Your objective:
Reproduce the listing exactly and skip over any pictures.
** BEGIN Dataset entries **
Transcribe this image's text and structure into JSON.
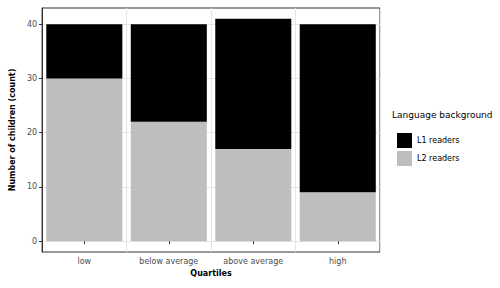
{
  "chart_data": {
    "type": "bar",
    "stacked": true,
    "x_label": "Quartiles",
    "y_label": "Number of children (count)",
    "legend_title": "Language background",
    "legend": "right",
    "categories": [
      "low",
      "below average",
      "above average",
      "high"
    ],
    "series": [
      {
        "name": "L1 readers",
        "color": "#000000",
        "values": [
          10,
          18,
          24,
          31
        ]
      },
      {
        "name": "L2 readers",
        "color": "#bebebe",
        "values": [
          30,
          22,
          17,
          9
        ]
      }
    ],
    "ylim": [
      -2,
      43
    ],
    "yticks": [
      0,
      10,
      20,
      30,
      40
    ],
    "grid": true
  }
}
** END Dataset entries **
The completed task:
Transcribe this image's text and structure into JSON.
{
  "chart_data": {
    "type": "bar",
    "stacked": true,
    "x_label": "Quartiles",
    "y_label": "Number of children (count)",
    "legend_title": "Language background",
    "legend": "right",
    "categories": [
      "low",
      "below average",
      "above average",
      "high"
    ],
    "series": [
      {
        "name": "L1 readers",
        "color": "#000000",
        "values": [
          10,
          18,
          24,
          31
        ]
      },
      {
        "name": "L2 readers",
        "color": "#bebebe",
        "values": [
          30,
          22,
          17,
          9
        ]
      }
    ],
    "ylim": [
      -2,
      43
    ],
    "yticks": [
      0,
      10,
      20,
      30,
      40
    ],
    "grid": true
  }
}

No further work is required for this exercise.